The exercise: Collect all lines below with the string "name".

Material shown:

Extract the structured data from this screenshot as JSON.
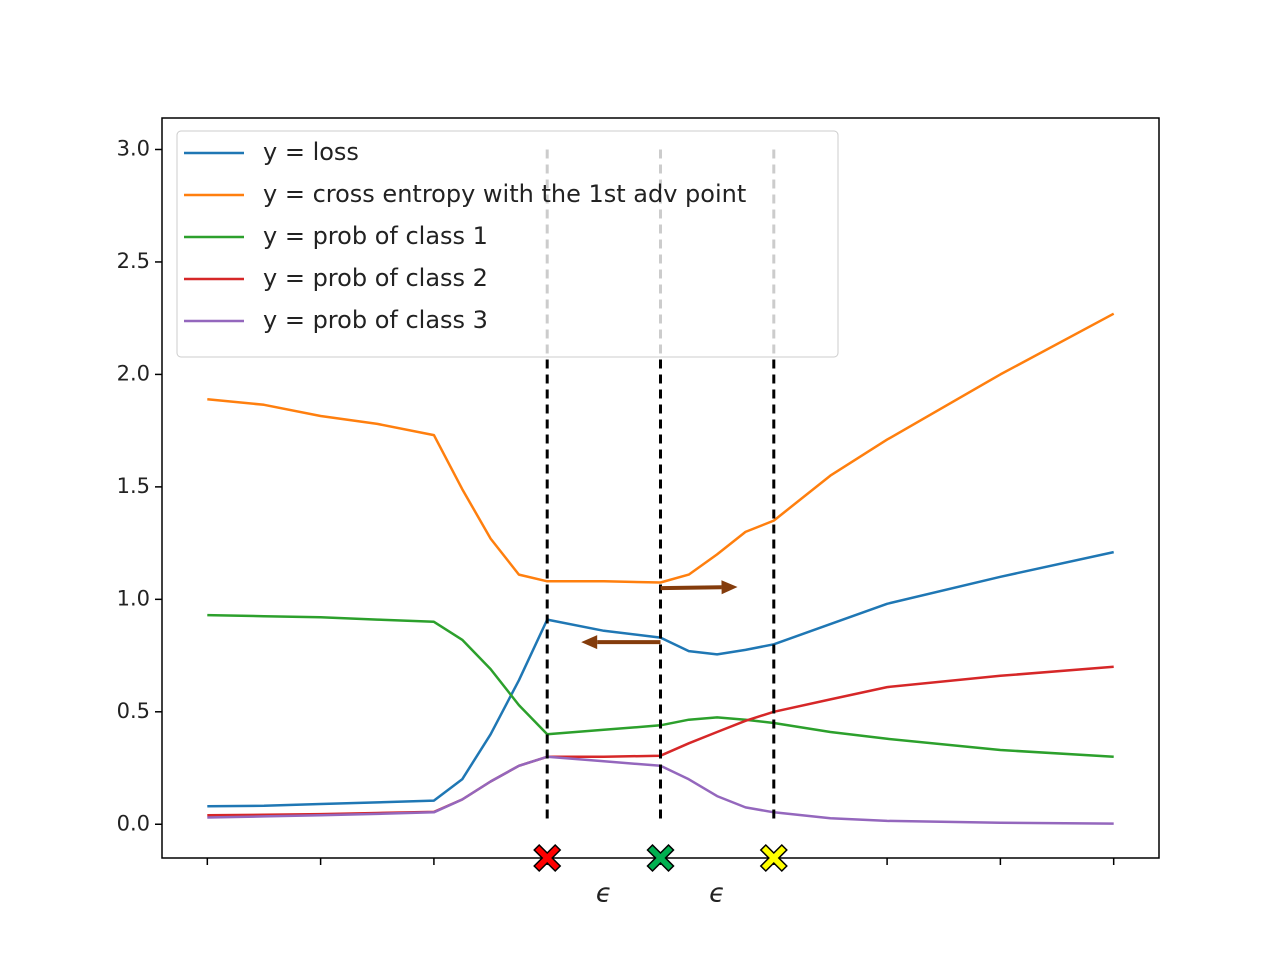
{
  "chart_data": {
    "type": "line",
    "x": [
      0,
      0.5,
      1,
      1.5,
      2,
      2.25,
      2.5,
      2.75,
      3,
      3.5,
      4,
      4.25,
      4.5,
      4.75,
      5,
      5.5,
      6,
      7,
      8
    ],
    "series": [
      {
        "name": "y = loss",
        "color": "#1f77b4",
        "values": [
          0.08,
          0.082,
          0.09,
          0.097,
          0.105,
          0.2,
          0.4,
          0.64,
          0.91,
          0.86,
          0.83,
          0.77,
          0.755,
          0.775,
          0.8,
          0.89,
          0.98,
          1.1,
          1.21
        ]
      },
      {
        "name": "y = cross entropy with the 1st adv point",
        "color": "#ff7f0e",
        "values": [
          1.89,
          1.865,
          1.815,
          1.78,
          1.73,
          1.49,
          1.27,
          1.11,
          1.08,
          1.08,
          1.075,
          1.11,
          1.2,
          1.3,
          1.35,
          1.55,
          1.71,
          2.0,
          2.27
        ]
      },
      {
        "name": "y = prob of class 1",
        "color": "#2ca02c",
        "values": [
          0.93,
          0.925,
          0.92,
          0.91,
          0.9,
          0.82,
          0.69,
          0.53,
          0.4,
          0.42,
          0.44,
          0.465,
          0.475,
          0.465,
          0.45,
          0.41,
          0.38,
          0.33,
          0.3
        ]
      },
      {
        "name": "y = prob of class 2",
        "color": "#d62728",
        "values": [
          0.04,
          0.042,
          0.045,
          0.05,
          0.055,
          0.11,
          0.19,
          0.26,
          0.3,
          0.3,
          0.305,
          0.36,
          0.41,
          0.46,
          0.5,
          0.555,
          0.61,
          0.66,
          0.7
        ]
      },
      {
        "name": "y = prob of class 3",
        "color": "#9467bd",
        "values": [
          0.03,
          0.035,
          0.04,
          0.046,
          0.053,
          0.11,
          0.19,
          0.26,
          0.3,
          0.28,
          0.26,
          0.2,
          0.125,
          0.075,
          0.053,
          0.027,
          0.015,
          0.007,
          0.003
        ]
      }
    ],
    "xlim": [
      -0.4,
      8.4
    ],
    "ylim": [
      -0.15,
      3.14
    ],
    "xticks": [
      0,
      1,
      2,
      3,
      4,
      5,
      6,
      7,
      8
    ],
    "xticklabels": false,
    "yticks": [
      {
        "value": 0,
        "label": "0.0"
      },
      {
        "value": 0.5,
        "label": "0.5"
      },
      {
        "value": 1,
        "label": "1.0"
      },
      {
        "value": 1.5,
        "label": "1.5"
      },
      {
        "value": 2,
        "label": "2.0"
      },
      {
        "value": 2.5,
        "label": "2.5"
      },
      {
        "value": 3,
        "label": "3.0"
      }
    ],
    "legend": "upper left",
    "vlines": [
      3,
      4,
      5
    ],
    "markers": [
      {
        "x": 3,
        "color": "#ff0000"
      },
      {
        "x": 4,
        "color": "#00b050"
      },
      {
        "x": 5,
        "color": "#ffff00"
      }
    ],
    "arrows": [
      {
        "from": [
          4,
          1.05
        ],
        "to": [
          4.68,
          1.055
        ],
        "color": "#843c0c"
      },
      {
        "from": [
          4,
          0.81
        ],
        "to": [
          3.3,
          0.81
        ],
        "color": "#843c0c"
      }
    ],
    "annotations": [
      {
        "text": "ϵ",
        "x": 3.5
      },
      {
        "text": "ϵ",
        "x": 4.5
      }
    ]
  }
}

Task response:
        "name": "y = loss",
        "name": "y = cross entropy with the 1st adv point",
        "name": "y = prob of class 1",
        "name": "y = prob of class 2",
        "name": "y = prob of class 3",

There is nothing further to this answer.